* Task instructions: Give every entry again, word for word and in full.

* Entries:
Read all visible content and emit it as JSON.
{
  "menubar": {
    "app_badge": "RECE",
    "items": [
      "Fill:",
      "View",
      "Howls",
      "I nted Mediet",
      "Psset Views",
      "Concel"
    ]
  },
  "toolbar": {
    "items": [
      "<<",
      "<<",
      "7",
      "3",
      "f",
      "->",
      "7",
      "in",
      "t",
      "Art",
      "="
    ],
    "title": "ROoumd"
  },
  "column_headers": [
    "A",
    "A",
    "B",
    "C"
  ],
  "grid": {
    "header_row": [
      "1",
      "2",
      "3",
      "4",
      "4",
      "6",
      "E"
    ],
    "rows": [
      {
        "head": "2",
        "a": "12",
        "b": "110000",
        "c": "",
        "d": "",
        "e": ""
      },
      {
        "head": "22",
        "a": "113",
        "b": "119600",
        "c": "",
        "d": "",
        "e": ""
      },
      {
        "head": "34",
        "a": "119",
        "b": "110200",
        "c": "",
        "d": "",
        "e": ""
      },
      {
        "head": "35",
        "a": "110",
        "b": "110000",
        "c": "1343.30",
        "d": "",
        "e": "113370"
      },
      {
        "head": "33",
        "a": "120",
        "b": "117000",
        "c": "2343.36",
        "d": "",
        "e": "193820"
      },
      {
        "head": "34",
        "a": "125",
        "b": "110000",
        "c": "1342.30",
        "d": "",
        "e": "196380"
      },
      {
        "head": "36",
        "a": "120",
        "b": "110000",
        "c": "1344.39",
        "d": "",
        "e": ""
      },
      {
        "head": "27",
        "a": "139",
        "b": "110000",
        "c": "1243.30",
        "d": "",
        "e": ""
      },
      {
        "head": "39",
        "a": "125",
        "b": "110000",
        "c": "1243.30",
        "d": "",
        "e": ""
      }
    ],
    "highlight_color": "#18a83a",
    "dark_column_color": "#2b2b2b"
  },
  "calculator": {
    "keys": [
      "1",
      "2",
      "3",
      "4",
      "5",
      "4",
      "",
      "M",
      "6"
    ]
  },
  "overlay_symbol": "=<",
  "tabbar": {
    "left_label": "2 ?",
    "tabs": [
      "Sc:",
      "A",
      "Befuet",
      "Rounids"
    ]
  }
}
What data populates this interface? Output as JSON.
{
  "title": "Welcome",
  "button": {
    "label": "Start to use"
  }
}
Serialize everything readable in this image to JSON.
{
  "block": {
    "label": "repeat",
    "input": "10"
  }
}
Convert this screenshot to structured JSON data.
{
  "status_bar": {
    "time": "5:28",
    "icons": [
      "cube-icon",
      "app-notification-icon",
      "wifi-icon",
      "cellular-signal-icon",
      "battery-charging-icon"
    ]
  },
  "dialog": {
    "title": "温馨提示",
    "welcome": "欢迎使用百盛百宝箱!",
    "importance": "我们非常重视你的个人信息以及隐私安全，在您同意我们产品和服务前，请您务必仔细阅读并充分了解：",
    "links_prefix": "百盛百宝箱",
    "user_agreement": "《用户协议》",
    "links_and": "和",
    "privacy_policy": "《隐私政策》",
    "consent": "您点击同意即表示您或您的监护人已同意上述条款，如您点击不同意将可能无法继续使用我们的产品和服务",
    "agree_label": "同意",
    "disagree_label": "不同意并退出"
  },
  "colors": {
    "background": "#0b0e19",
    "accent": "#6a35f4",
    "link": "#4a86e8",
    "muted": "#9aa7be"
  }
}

* Exercise response:
Read all visible content and emit it as JSON.
{
  "menubar": {
    "app_badge": "RECE",
    "items": [
      "Fill:",
      "View",
      "Howls",
      "I nted Mediet",
      "Psset Views",
      "Concel"
    ]
  },
  "toolbar": {
    "items": [
      "<<",
      "<<",
      "7",
      "3",
      "f",
      "->",
      "7",
      "in",
      "t",
      "Art",
      "="
    ],
    "title": "ROoumd"
  },
  "column_headers": [
    "A",
    "A",
    "B",
    "C"
  ],
  "grid": {
    "header_row": [
      "1",
      "2",
      "3",
      "4",
      "4",
      "6",
      "E"
    ],
    "rows": [
      {
        "head": "2",
        "a": "12",
        "b": "110000",
        "c": "",
        "d": "",
        "e": ""
      },
      {
        "head": "22",
        "a": "113",
        "b": "119600",
        "c": "",
        "d": "",
        "e": ""
      },
      {
        "head": "34",
        "a": "119",
        "b": "110200",
        "c": "",
        "d": "",
        "e": ""
      },
      {
        "head": "35",
        "a": "110",
        "b": "110000",
        "c": "1343.30",
        "d": "",
        "e": "113370"
      },
      {
        "head": "33",
        "a": "120",
        "b": "117000",
        "c": "2343.36",
        "d": "",
        "e": "193820"
      },
      {
        "head": "34",
        "a": "125",
        "b": "110000",
        "c": "1342.30",
        "d": "",
        "e": "196380"
      },
      {
        "head": "36",
        "a": "120",
        "b": "110000",
        "c": "1344.39",
        "d": "",
        "e": ""
      },
      {
        "head": "27",
        "a": "139",
        "b": "110000",
        "c": "1243.30",
        "d": "",
        "e": ""
      },
      {
        "head": "39",
        "a": "125",
        "b": "110000",
        "c": "1243.30",
        "d": "",
        "e": ""
      }
    ],
    "highlight_color": "#18a83a",
    "dark_column_color": "#2b2b2b"
  },
  "calculator": {
    "keys": [
      "1",
      "2",
      "3",
      "4",
      "5",
      "4",
      "",
      "M",
      "6"
    ]
  },
  "overlay_symbol": "=<",
  "tabbar": {
    "left_label": "2 ?",
    "tabs": [
      "Sc:",
      "A",
      "Befuet",
      "Rounids"
    ]
  }
}
What data populates this interface? Output as JSON.
{
  "title": "Welcome",
  "button": {
    "label": "Start to use"
  }
}
Serialize everything readable in this image to JSON.
{
  "block": {
    "label": "repeat",
    "input": "10"
  }
}
Convert this screenshot to structured JSON data.
{
  "status_bar": {
    "time": "5:28",
    "icons": [
      "cube-icon",
      "app-notification-icon",
      "wifi-icon",
      "cellular-signal-icon",
      "battery-charging-icon"
    ]
  },
  "dialog": {
    "title": "温馨提示",
    "welcome": "欢迎使用百盛百宝箱!",
    "importance": "我们非常重视你的个人信息以及隐私安全，在您同意我们产品和服务前，请您务必仔细阅读并充分了解：",
    "links_prefix": "百盛百宝箱",
    "user_agreement": "《用户协议》",
    "links_and": "和",
    "privacy_policy": "《隐私政策》",
    "consent": "您点击同意即表示您或您的监护人已同意上述条款，如您点击不同意将可能无法继续使用我们的产品和服务",
    "agree_label": "同意",
    "disagree_label": "不同意并退出"
  },
  "colors": {
    "background": "#0b0e19",
    "accent": "#6a35f4",
    "link": "#4a86e8",
    "muted": "#9aa7be"
  }
}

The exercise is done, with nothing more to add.